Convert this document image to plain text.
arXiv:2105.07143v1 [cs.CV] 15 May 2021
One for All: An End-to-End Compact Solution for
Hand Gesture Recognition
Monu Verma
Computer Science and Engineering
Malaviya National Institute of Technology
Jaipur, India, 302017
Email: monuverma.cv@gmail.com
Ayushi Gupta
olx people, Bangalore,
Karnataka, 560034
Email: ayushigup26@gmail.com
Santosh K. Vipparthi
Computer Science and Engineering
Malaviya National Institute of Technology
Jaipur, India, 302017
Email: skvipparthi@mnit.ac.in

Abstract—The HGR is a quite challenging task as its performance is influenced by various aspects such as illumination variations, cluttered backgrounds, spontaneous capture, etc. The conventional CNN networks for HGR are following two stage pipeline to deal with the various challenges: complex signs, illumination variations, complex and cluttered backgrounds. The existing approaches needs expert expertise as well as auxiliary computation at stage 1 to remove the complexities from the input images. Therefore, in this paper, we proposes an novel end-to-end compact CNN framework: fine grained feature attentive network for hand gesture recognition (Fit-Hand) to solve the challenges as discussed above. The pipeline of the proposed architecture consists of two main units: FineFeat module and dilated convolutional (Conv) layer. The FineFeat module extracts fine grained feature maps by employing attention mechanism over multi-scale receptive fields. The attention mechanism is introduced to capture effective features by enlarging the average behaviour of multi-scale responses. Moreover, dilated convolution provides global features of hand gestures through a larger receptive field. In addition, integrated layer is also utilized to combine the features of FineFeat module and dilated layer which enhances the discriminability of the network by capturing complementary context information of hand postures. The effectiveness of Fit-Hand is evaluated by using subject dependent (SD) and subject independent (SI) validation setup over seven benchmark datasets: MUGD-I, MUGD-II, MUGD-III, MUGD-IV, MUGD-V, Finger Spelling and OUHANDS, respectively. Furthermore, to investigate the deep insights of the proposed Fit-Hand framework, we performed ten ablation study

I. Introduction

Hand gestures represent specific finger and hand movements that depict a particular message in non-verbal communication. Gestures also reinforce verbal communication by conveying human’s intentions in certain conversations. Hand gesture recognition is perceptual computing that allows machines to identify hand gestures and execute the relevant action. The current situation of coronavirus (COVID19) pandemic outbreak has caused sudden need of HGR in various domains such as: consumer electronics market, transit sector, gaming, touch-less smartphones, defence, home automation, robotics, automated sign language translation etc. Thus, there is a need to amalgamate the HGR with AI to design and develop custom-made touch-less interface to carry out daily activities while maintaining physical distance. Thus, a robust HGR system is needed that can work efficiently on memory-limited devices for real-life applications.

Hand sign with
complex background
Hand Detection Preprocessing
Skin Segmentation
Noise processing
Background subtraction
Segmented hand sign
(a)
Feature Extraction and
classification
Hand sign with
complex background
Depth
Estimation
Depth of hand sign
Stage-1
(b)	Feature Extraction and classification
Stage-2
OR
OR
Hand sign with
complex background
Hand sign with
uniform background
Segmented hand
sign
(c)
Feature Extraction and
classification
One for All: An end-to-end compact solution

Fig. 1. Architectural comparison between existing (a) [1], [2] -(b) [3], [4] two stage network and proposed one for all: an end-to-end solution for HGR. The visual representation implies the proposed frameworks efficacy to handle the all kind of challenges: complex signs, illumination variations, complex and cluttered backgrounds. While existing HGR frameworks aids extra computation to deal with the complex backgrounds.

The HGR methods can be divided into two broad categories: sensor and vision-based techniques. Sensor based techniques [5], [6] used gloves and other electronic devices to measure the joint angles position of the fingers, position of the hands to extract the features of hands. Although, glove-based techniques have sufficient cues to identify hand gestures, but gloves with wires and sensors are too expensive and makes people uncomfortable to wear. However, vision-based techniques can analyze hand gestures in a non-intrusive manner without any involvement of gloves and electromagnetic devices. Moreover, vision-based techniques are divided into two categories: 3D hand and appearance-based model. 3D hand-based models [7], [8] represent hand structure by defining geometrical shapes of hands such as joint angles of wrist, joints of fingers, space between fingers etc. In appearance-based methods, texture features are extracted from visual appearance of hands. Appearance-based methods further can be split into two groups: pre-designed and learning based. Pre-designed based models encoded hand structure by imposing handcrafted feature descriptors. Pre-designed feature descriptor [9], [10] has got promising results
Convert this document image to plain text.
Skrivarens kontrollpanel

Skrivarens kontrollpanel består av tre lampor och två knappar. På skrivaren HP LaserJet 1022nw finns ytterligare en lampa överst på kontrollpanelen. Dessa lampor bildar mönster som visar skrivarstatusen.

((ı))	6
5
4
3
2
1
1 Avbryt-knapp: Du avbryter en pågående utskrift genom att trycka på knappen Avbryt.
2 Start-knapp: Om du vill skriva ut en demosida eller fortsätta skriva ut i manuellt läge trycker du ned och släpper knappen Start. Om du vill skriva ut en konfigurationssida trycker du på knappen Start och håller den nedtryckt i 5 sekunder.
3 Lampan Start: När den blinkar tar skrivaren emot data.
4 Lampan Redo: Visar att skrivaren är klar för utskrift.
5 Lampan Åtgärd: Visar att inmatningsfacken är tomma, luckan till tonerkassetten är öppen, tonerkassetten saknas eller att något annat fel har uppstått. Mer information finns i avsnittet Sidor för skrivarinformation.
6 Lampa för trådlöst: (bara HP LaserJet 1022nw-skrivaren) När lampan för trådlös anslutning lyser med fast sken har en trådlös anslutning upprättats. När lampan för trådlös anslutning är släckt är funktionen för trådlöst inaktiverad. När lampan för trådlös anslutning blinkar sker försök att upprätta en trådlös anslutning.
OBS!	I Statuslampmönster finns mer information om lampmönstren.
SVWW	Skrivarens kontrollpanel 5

·····

> Aim of the exercise: All lines in the material are to be returned exactly.

> Reply to the exercise:
Convert this document image to plain text.
arXiv:2105.07143v1 [cs.CV] 15 May 2021
One for All: An End-to-End Compact Solution for
Hand Gesture Recognition
Monu Verma
Computer Science and Engineering
Malaviya National Institute of Technology
Jaipur, India, 302017
Email: monuverma.cv@gmail.com
Ayushi Gupta
olx people, Bangalore,
Karnataka, 560034
Email: ayushigup26@gmail.com
Santosh K. Vipparthi
Computer Science and Engineering
Malaviya National Institute of Technology
Jaipur, India, 302017
Email: skvipparthi@mnit.ac.in

Abstract—The HGR is a quite challenging task as its performance is influenced by various aspects such as illumination variations, cluttered backgrounds, spontaneous capture, etc. The conventional CNN networks for HGR are following two stage pipeline to deal with the various challenges: complex signs, illumination variations, complex and cluttered backgrounds. The existing approaches needs expert expertise as well as auxiliary computation at stage 1 to remove the complexities from the input images. Therefore, in this paper, we proposes an novel end-to-end compact CNN framework: fine grained feature attentive network for hand gesture recognition (Fit-Hand) to solve the challenges as discussed above. The pipeline of the proposed architecture consists of two main units: FineFeat module and dilated convolutional (Conv) layer. The FineFeat module extracts fine grained feature maps by employing attention mechanism over multi-scale receptive fields. The attention mechanism is introduced to capture effective features by enlarging the average behaviour of multi-scale responses. Moreover, dilated convolution provides global features of hand gestures through a larger receptive field. In addition, integrated layer is also utilized to combine the features of FineFeat module and dilated layer which enhances the discriminability of the network by capturing complementary context information of hand postures. The effectiveness of Fit-Hand is evaluated by using subject dependent (SD) and subject independent (SI) validation setup over seven benchmark datasets: MUGD-I, MUGD-II, MUGD-III, MUGD-IV, MUGD-V, Finger Spelling and OUHANDS, respectively. Furthermore, to investigate the deep insights of the proposed Fit-Hand framework, we performed ten ablation study

I. Introduction

Hand gestures represent specific finger and hand movements that depict a particular message in non-verbal communication. Gestures also reinforce verbal communication by conveying human’s intentions in certain conversations. Hand gesture recognition is perceptual computing that allows machines to identify hand gestures and execute the relevant action. The current situation of coronavirus (COVID19) pandemic outbreak has caused sudden need of HGR in various domains such as: consumer electronics market, transit sector, gaming, touch-less smartphones, defence, home automation, robotics, automated sign language translation etc. Thus, there is a need to amalgamate the HGR with AI to design and develop custom-made touch-less interface to carry out daily activities while maintaining physical distance. Thus, a robust HGR system is needed that can work efficiently on memory-limited devices for real-life applications.

Hand sign with
complex background
Hand Detection Preprocessing
Skin Segmentation
Noise processing
Background subtraction
Segmented hand sign
(a)
Feature Extraction and
classification
Hand sign with
complex background
Depth
Estimation
Depth of hand sign
Stage-1
(b)	Feature Extraction and classification
Stage-2
OR
OR
Hand sign with
complex background
Hand sign with
uniform background
Segmented hand
sign
(c)
Feature Extraction and
classification
One for All: An end-to-end compact solution

Fig. 1. Architectural comparison between existing (a) [1], [2] -(b) [3], [4] two stage network and proposed one for all: an end-to-end solution for HGR. The visual representation implies the proposed frameworks efficacy to handle the all kind of challenges: complex signs, illumination variations, complex and cluttered backgrounds. While existing HGR frameworks aids extra computation to deal with the complex backgrounds.

The HGR methods can be divided into two broad categories: sensor and vision-based techniques. Sensor based techniques [5], [6] used gloves and other electronic devices to measure the joint angles position of the fingers, position of the hands to extract the features of hands. Although, glove-based techniques have sufficient cues to identify hand gestures, but gloves with wires and sensors are too expensive and makes people uncomfortable to wear. However, vision-based techniques can analyze hand gestures in a non-intrusive manner without any involvement of gloves and electromagnetic devices. Moreover, vision-based techniques are divided into two categories: 3D hand and appearance-based model. 3D hand-based models [7], [8] represent hand structure by defining geometrical shapes of hands such as joint angles of wrist, joints of fingers, space between fingers etc. In appearance-based methods, texture features are extracted from visual appearance of hands. Appearance-based methods further can be split into two groups: pre-designed and learning based. Pre-designed based models encoded hand structure by imposing handcrafted feature descriptors. Pre-designed feature descriptor [9], [10] has got promising results
Convert this document image to plain text.
Skrivarens kontrollpanel

Skrivarens kontrollpanel består av tre lampor och två knappar. På skrivaren HP LaserJet 1022nw finns ytterligare en lampa överst på kontrollpanelen. Dessa lampor bildar mönster som visar skrivarstatusen.

((ı))	6
5
4
3
2
1
1 Avbryt-knapp: Du avbryter en pågående utskrift genom att trycka på knappen Avbryt.
2 Start-knapp: Om du vill skriva ut en demosida eller fortsätta skriva ut i manuellt läge trycker du ned och släpper knappen Start. Om du vill skriva ut en konfigurationssida trycker du på knappen Start och håller den nedtryckt i 5 sekunder.
3 Lampan Start: När den blinkar tar skrivaren emot data.
4 Lampan Redo: Visar att skrivaren är klar för utskrift.
5 Lampan Åtgärd: Visar att inmatningsfacken är tomma, luckan till tonerkassetten är öppen, tonerkassetten saknas eller att något annat fel har uppstått. Mer information finns i avsnittet Sidor för skrivarinformation.
6 Lampa för trådlöst: (bara HP LaserJet 1022nw-skrivaren) När lampan för trådlös anslutning lyser med fast sken har en trådlös anslutning upprättats. När lampan för trådlös anslutning är släckt är funktionen för trådlöst inaktiverad. När lampan för trådlös anslutning blinkar sker försök att upprätta en trådlös anslutning.
OBS!	I Statuslampmönster finns mer information om lampmönstren.
SVWW	Skrivarens kontrollpanel 5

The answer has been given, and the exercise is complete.